■ **AIM**:
For the copy, please give all of the data again exactly and leave the pictures out.

══════════════════════════════

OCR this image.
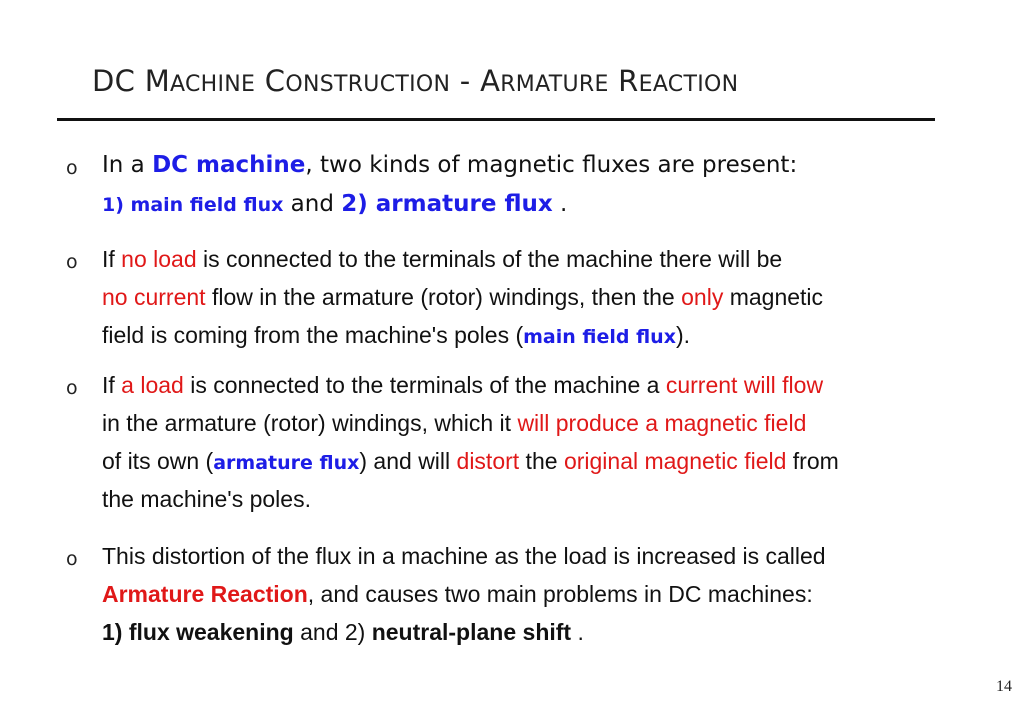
DC MACHINE CONSTRUCTION - ARMATURE REACTION
o In a DC machine, two kinds of magnetic fluxes are present:
1) main field flux and 2) armature flux .
o If no load is connected to the terminals of the machine there will be
no current flow in the armature (rotor) windings, then the only magnetic
field is coming from the machine's poles (main field flux).
o If a load is connected to the terminals of the machine a current will flow
in the armature (rotor) windings, which it will produce a magnetic field
of its own (armature flux) and will distort the original magnetic field from
the machine's poles.
o This distortion of the flux in a machine as the load is increased is called
Armature Reaction, and causes two main problems in DC machines:
1) flux weakening and 2) neutral-plane shift .
14
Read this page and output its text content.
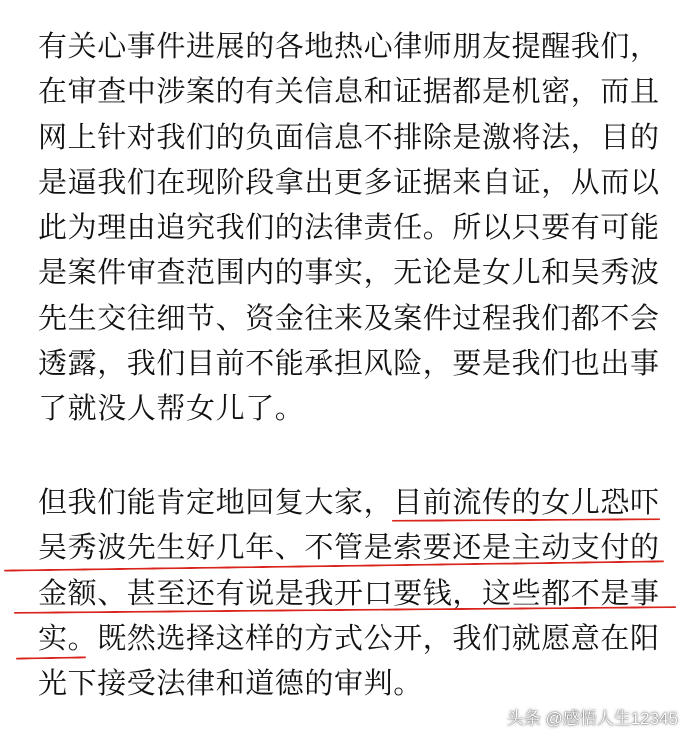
有关心事件进展的各地热心律师朋友提醒我们，
在审查中涉案的有关信息和证据都是机密，而且
网上针对我们的负面信息不排除是激将法，目的
是逼我们在现阶段拿出更多证据来自证，从而以
此为理由追究我们的法律责任。所以只要有可能
是案件审查范围内的事实，无论是女儿和吴秀波
先生交往细节、资金往来及案件过程我们都不会
透露，我们目前不能承担风险，要是我们也出事
了就没人帮女儿了。
但我们能肯定地回复大家，目前流传的女儿恐吓
吴秀波先生好几年、不管是索要还是主动支付的
金额、甚至还有说是我开口要钱，这些都不是事
实。既然选择这样的方式公开，我们就愿意在阳
光下接受法律和道德的审判。
头条 @感悟人生12345
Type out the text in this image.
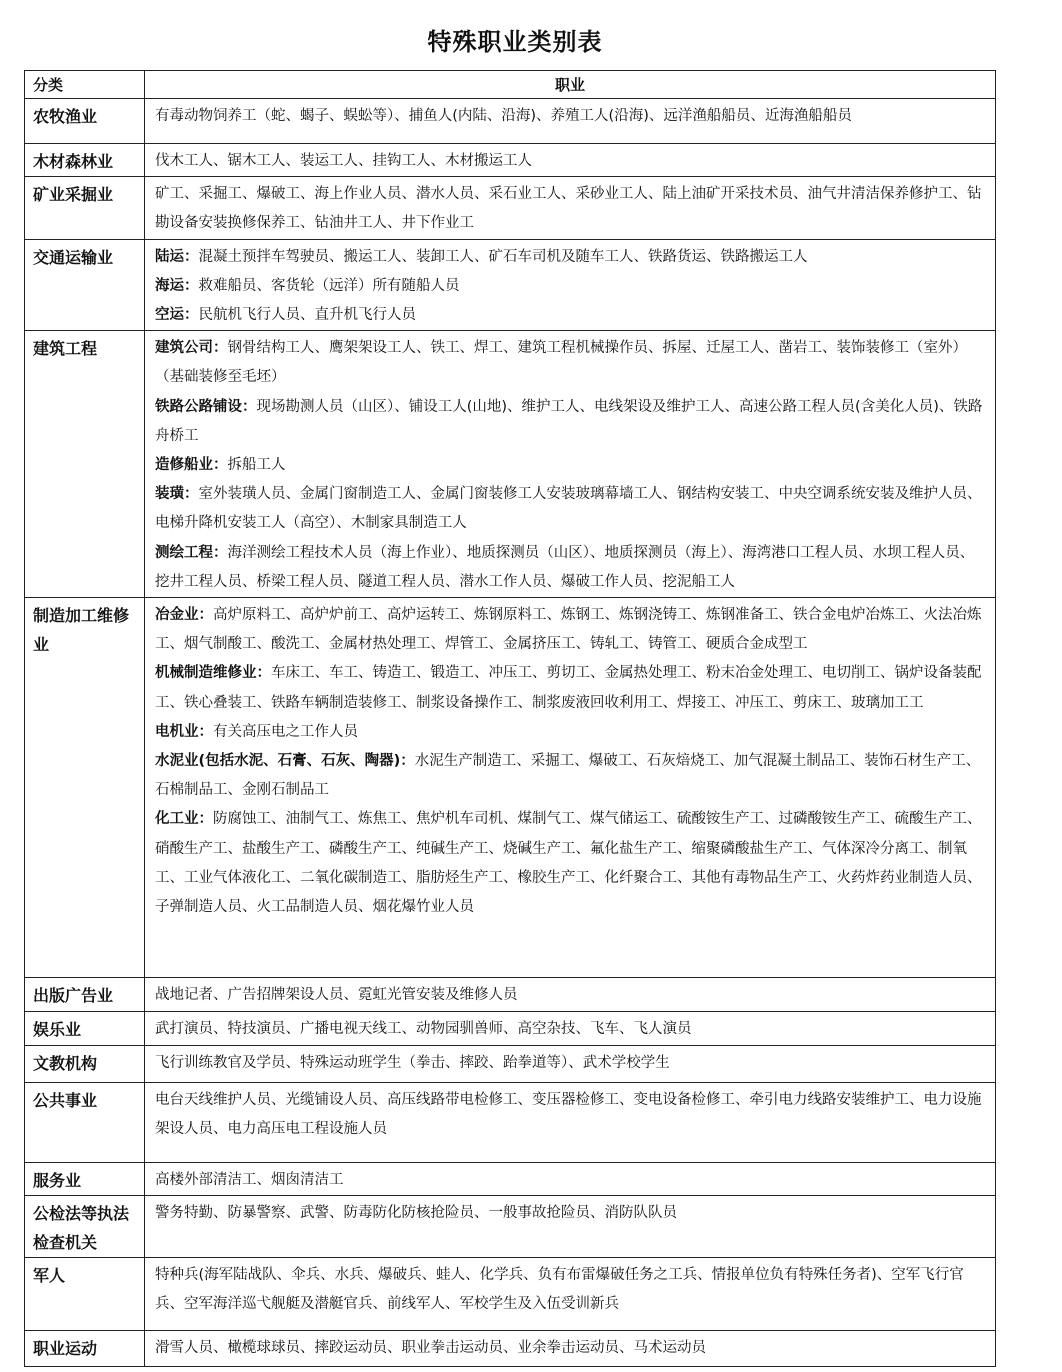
特殊职业类别表
分类	职业
农牧渔业	有毒动物饲养工（蛇、蝎子、蜈蚣等）、捕鱼人(内陆、沿海)、养殖工人(沿海)、远洋渔船船员、近海渔船船员

木材森林业	伐木工人、锯木工人、装运工人、挂钩工人、木材搬运工人

矿业采掘业	矿工、采掘工、爆破工、海上作业人员、潜水人员、采石业工人、采砂业工人、陆上油矿开采技术员、油气井清洁保养修护工、钻勘设备安装换修保养工、钻油井工人、井下作业工

交通运输业	陆运：混凝土预拌车驾驶员、搬运工人、装卸工人、矿石车司机及随车工人、铁路货运、铁路搬运工人
海运：救难船员、客货轮（远洋）所有随船人员
空运：民航机飞行人员、直升机飞行人员

建筑工程	建筑公司：钢骨结构工人、鹰架架设工人、铁工、焊工、建筑工程机械操作员、拆屋、迁屋工人、凿岩工、装饰装修工（室外）（基础装修至毛坯）
铁路公路铺设：现场勘测人员（山区）、铺设工人(山地)、维护工人、电线架设及维护工人、高速公路工程人员(含美化人员)、铁路舟桥工
造修船业：拆船工人
装璜：室外装璜人员、金属门窗制造工人、金属门窗装修工人安装玻璃幕墙工人、钢结构安装工、中央空调系统安装及维护人员、电梯升降机安装工人（高空）、木制家具制造工人
测绘工程：海洋测绘工程技术人员（海上作业）、地质探测员（山区）、地质探测员（海上）、海湾港口工程人员、水坝工程人员、挖井工程人员、桥梁工程人员、隧道工程人员、潜水工作人员、爆破工作人员、挖泥船工人

制造加工维修业	冶金业：高炉原料工、高炉炉前工、高炉运转工、炼钢原料工、炼钢工、炼钢浇铸工、炼钢准备工、铁合金电炉冶炼工、火法冶炼工、烟气制酸工、酸洗工、金属材热处理工、焊管工、金属挤压工、铸轧工、铸管工、硬质合金成型工
机械制造维修业：车床工、车工、铸造工、锻造工、冲压工、剪切工、金属热处理工、粉末冶金处理工、电切削工、锅炉设备装配工、铁心叠装工、铁路车辆制造装修工、制浆设备操作工、制浆废液回收利用工、焊接工、冲压工、剪床工、玻璃加工工
电机业：有关高压电之工作人员
水泥业(包括水泥、石膏、石灰、陶器)：水泥生产制造工、采掘工、爆破工、石灰焙烧工、加气混凝土制品工、装饰石材生产工、石棉制品工、金刚石制品工
化工业：防腐蚀工、油制气工、炼焦工、焦炉机车司机、煤制气工、煤气储运工、硫酸铵生产工、过磷酸铵生产工、硫酸生产工、硝酸生产工、盐酸生产工、磷酸生产工、纯碱生产工、烧碱生产工、氟化盐生产工、缩聚磷酸盐生产工、气体深冷分离工、制氧工、工业气体液化工、二氧化碳制造工、脂肪烃生产工、橡胶生产工、化纤聚合工、其他有毒物品生产工、火药炸药业制造人员、子弹制造人员、火工品制造人员、烟花爆竹业人员

出版广告业	战地记者、广告招牌架设人员、霓虹光管安装及维修人员

娱乐业	武打演员、特技演员、广播电视天线工、动物园驯兽师、高空杂技、飞车、飞人演员

文教机构	飞行训练教官及学员、特殊运动班学生（拳击、摔跤、跆拳道等）、武术学校学生

公共事业	电台天线维护人员、光缆铺设人员、高压线路带电检修工、变压器检修工、变电设备检修工、牵引电力线路安装维护工、电力设施架设人员、电力高压电工程设施人员

服务业	高楼外部清洁工、烟囱清洁工

公检法等执法检查机关	警务特勤、防暴警察、武警、防毒防化防核抢险员、一般事故抢险员、消防队队员

军人	特种兵(海军陆战队、伞兵、水兵、爆破兵、蛙人、化学兵、负有布雷爆破任务之工兵、情报单位负有特殊任务者)、空军飞行官兵、空军海洋巡弋舰艇及潜艇官兵、前线军人、军校学生及入伍受训新兵

职业运动	滑雪人员、橄榄球球员、摔跤运动员、职业拳击运动员、业余拳击运动员、马术运动员
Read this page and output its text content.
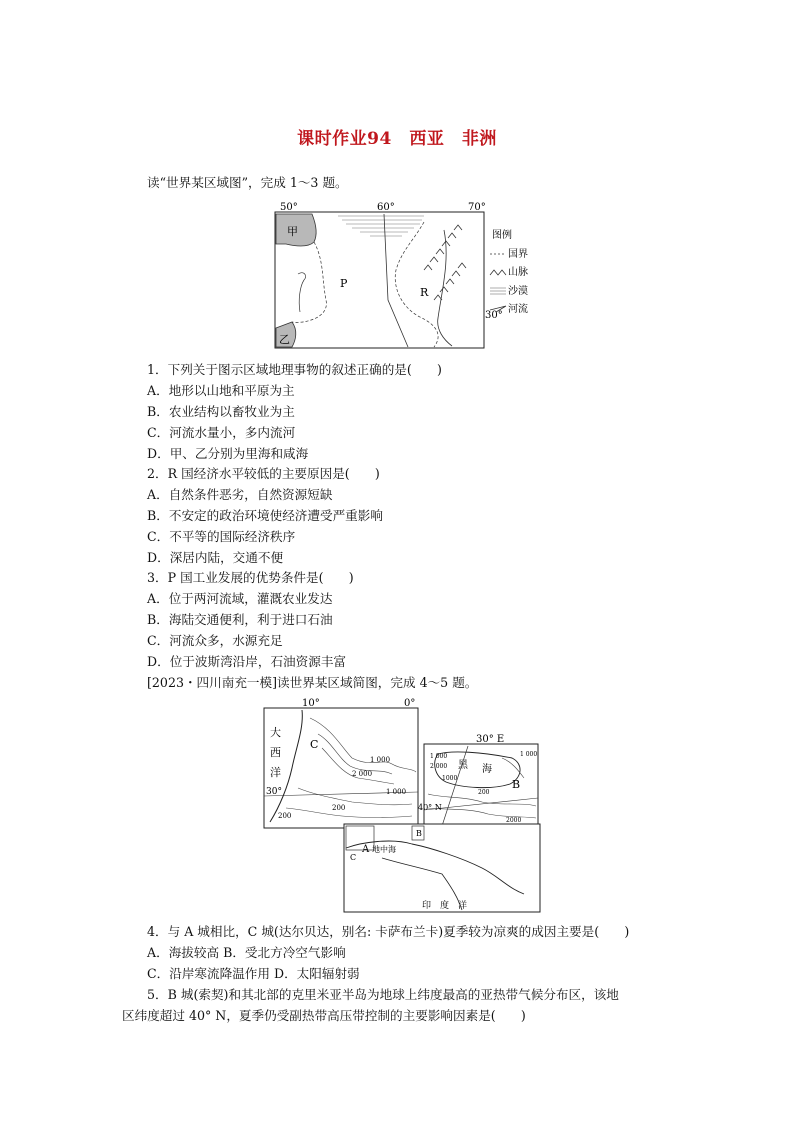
课时作业94　西亚　非洲
读“世界某区域图”，完成 1～3 题。
50°	60°	70°
甲
乙
P
R
30°
图例
国界
山脉
沙漠
河流
1．下列关于图示区域地理事物的叙述正确的是(　　)
A．地形以山地和平原为主
B．农业结构以畜牧业为主
C．河流水量小，多内流河
D．甲、乙分别为里海和咸海
2．R 国经济水平较低的主要原因是(　　)
A．自然条件恶劣，自然资源短缺
B．不安定的政治环境使经济遭受严重影响
C．不平等的国际经济秩序
D．深居内陆，交通不便
3．P 国工业发展的优势条件是(　　)
A．位于两河流域，灌溉农业发达
B．海陆交通便利，利于进口石油
C．河流众多，水源充足
D．位于波斯湾沿岸，石油资源丰富
[2023・四川南充一模]读世界某区域简图，完成 4～5 题。
10°	0°
大
西
洋
30°
C
1 000
2 000
200
200
1 000
30° E
黑 海
1 000
2 000
1000
1 000
200
2000
B
40° N
C
B
A 地中海
印　度　洋
4．与 A 城相比，C 城(达尔贝达，别名: 卡萨布兰卡)夏季较为凉爽的成因主要是(　　)
A．海拔较高 B．受北方冷空气影响
C．沿岸寒流降温作用 D．太阳辐射弱
5．B 城(索契)和其北部的克里米亚半岛为地球上纬度最高的亚热带气候分布区，该地
区纬度超过 40° N，夏季仍受副热带高压带控制的主要影响因素是(　　)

══════════════════════════════

■ **ANSWER FOR THIS EXERCISE**:
OCR this image.
DC MACHINE CONSTRUCTION - ARMATURE REACTION
o In a DC machine, two kinds of magnetic fluxes are present:
1) main field flux and 2) armature flux .
o If no load is connected to the terminals of the machine there will be
no current flow in the armature (rotor) windings, then the only magnetic
field is coming from the machine's poles (main field flux).
o If a load is connected to the terminals of the machine a current will flow
in the armature (rotor) windings, which it will produce a magnetic field
of its own (armature flux) and will distort the original magnetic field from
the machine's poles.
o This distortion of the flux in a machine as the load is increased is called
Armature Reaction, and causes two main problems in DC machines:
1) flux weakening and 2) neutral-plane shift .
14
Read this page and output its text content.
有关心事件进展的各地热心律师朋友提醒我们，
在审查中涉案的有关信息和证据都是机密，而且
网上针对我们的负面信息不排除是激将法，目的
是逼我们在现阶段拿出更多证据来自证，从而以
此为理由追究我们的法律责任。所以只要有可能
是案件审查范围内的事实，无论是女儿和吴秀波
先生交往细节、资金往来及案件过程我们都不会
透露，我们目前不能承担风险，要是我们也出事
了就没人帮女儿了。
但我们能肯定地回复大家，目前流传的女儿恐吓
吴秀波先生好几年、不管是索要还是主动支付的
金额、甚至还有说是我开口要钱，这些都不是事
实。既然选择这样的方式公开，我们就愿意在阳
光下接受法律和道德的审判。
头条 @感悟人生12345
Type out the text in this image.
特殊职业类别表
分类	职业
农牧渔业	有毒动物饲养工（蛇、蝎子、蜈蚣等）、捕鱼人(内陆、沿海)、养殖工人(沿海)、远洋渔船船员、近海渔船船员

木材森林业	伐木工人、锯木工人、装运工人、挂钩工人、木材搬运工人

矿业采掘业	矿工、采掘工、爆破工、海上作业人员、潜水人员、采石业工人、采砂业工人、陆上油矿开采技术员、油气井清洁保养修护工、钻勘设备安装换修保养工、钻油井工人、井下作业工

交通运输业	陆运：混凝土预拌车驾驶员、搬运工人、装卸工人、矿石车司机及随车工人、铁路货运、铁路搬运工人
海运：救难船员、客货轮（远洋）所有随船人员
空运：民航机飞行人员、直升机飞行人员

建筑工程	建筑公司：钢骨结构工人、鹰架架设工人、铁工、焊工、建筑工程机械操作员、拆屋、迁屋工人、凿岩工、装饰装修工（室外）（基础装修至毛坯）
铁路公路铺设：现场勘测人员（山区）、铺设工人(山地)、维护工人、电线架设及维护工人、高速公路工程人员(含美化人员)、铁路舟桥工
造修船业：拆船工人
装璜：室外装璜人员、金属门窗制造工人、金属门窗装修工人安装玻璃幕墙工人、钢结构安装工、中央空调系统安装及维护人员、电梯升降机安装工人（高空）、木制家具制造工人
测绘工程：海洋测绘工程技术人员（海上作业）、地质探测员（山区）、地质探测员（海上）、海湾港口工程人员、水坝工程人员、挖井工程人员、桥梁工程人员、隧道工程人员、潜水工作人员、爆破工作人员、挖泥船工人

制造加工维修业	冶金业：高炉原料工、高炉炉前工、高炉运转工、炼钢原料工、炼钢工、炼钢浇铸工、炼钢准备工、铁合金电炉冶炼工、火法冶炼工、烟气制酸工、酸洗工、金属材热处理工、焊管工、金属挤压工、铸轧工、铸管工、硬质合金成型工
机械制造维修业：车床工、车工、铸造工、锻造工、冲压工、剪切工、金属热处理工、粉末冶金处理工、电切削工、锅炉设备装配工、铁心叠装工、铁路车辆制造装修工、制浆设备操作工、制浆废液回收利用工、焊接工、冲压工、剪床工、玻璃加工工
电机业：有关高压电之工作人员
水泥业(包括水泥、石膏、石灰、陶器)：水泥生产制造工、采掘工、爆破工、石灰焙烧工、加气混凝土制品工、装饰石材生产工、石棉制品工、金刚石制品工
化工业：防腐蚀工、油制气工、炼焦工、焦炉机车司机、煤制气工、煤气储运工、硫酸铵生产工、过磷酸铵生产工、硫酸生产工、硝酸生产工、盐酸生产工、磷酸生产工、纯碱生产工、烧碱生产工、氟化盐生产工、缩聚磷酸盐生产工、气体深冷分离工、制氧工、工业气体液化工、二氧化碳制造工、脂肪烃生产工、橡胶生产工、化纤聚合工、其他有毒物品生产工、火药炸药业制造人员、子弹制造人员、火工品制造人员、烟花爆竹业人员

出版广告业	战地记者、广告招牌架设人员、霓虹光管安装及维修人员

娱乐业	武打演员、特技演员、广播电视天线工、动物园驯兽师、高空杂技、飞车、飞人演员

文教机构	飞行训练教官及学员、特殊运动班学生（拳击、摔跤、跆拳道等）、武术学校学生

公共事业	电台天线维护人员、光缆铺设人员、高压线路带电检修工、变压器检修工、变电设备检修工、牵引电力线路安装维护工、电力设施架设人员、电力高压电工程设施人员

服务业	高楼外部清洁工、烟囱清洁工

公检法等执法检查机关	警务特勤、防暴警察、武警、防毒防化防核抢险员、一般事故抢险员、消防队队员

军人	特种兵(海军陆战队、伞兵、水兵、爆破兵、蛙人、化学兵、负有布雷爆破任务之工兵、情报单位负有特殊任务者)、空军飞行官兵、空军海洋巡弋舰艇及潜艇官兵、前线军人、军校学生及入伍受训新兵

职业运动	滑雪人员、橄榄球球员、摔跤运动员、职业拳击运动员、业余拳击运动员、马术运动员
Read this page and output its text content.
课时作业94　西亚　非洲
读“世界某区域图”，完成 1～3 题。
50°	60°	70°
甲
乙
P
R
30°
图例
国界
山脉
沙漠
河流
1．下列关于图示区域地理事物的叙述正确的是(　　)
A．地形以山地和平原为主
B．农业结构以畜牧业为主
C．河流水量小，多内流河
D．甲、乙分别为里海和咸海
2．R 国经济水平较低的主要原因是(　　)
A．自然条件恶劣，自然资源短缺
B．不安定的政治环境使经济遭受严重影响
C．不平等的国际经济秩序
D．深居内陆，交通不便
3．P 国工业发展的优势条件是(　　)
A．位于两河流域，灌溉农业发达
B．海陆交通便利，利于进口石油
C．河流众多，水源充足
D．位于波斯湾沿岸，石油资源丰富
[2023・四川南充一模]读世界某区域简图，完成 4～5 题。
10°	0°
大
西
洋
30°
C
1 000
2 000
200
200
1 000
30° E
黑 海
1 000
2 000
1000
1 000
200
2000
B
40° N
C
B
A 地中海
印　度　洋
4．与 A 城相比，C 城(达尔贝达，别名: 卡萨布兰卡)夏季较为凉爽的成因主要是(　　)
A．海拔较高 B．受北方冷空气影响
C．沿岸寒流降温作用 D．太阳辐射弱
5．B 城(索契)和其北部的克里米亚半岛为地球上纬度最高的亚热带气候分布区，该地
区纬度超过 40° N，夏季仍受副热带高压带控制的主要影响因素是(　　)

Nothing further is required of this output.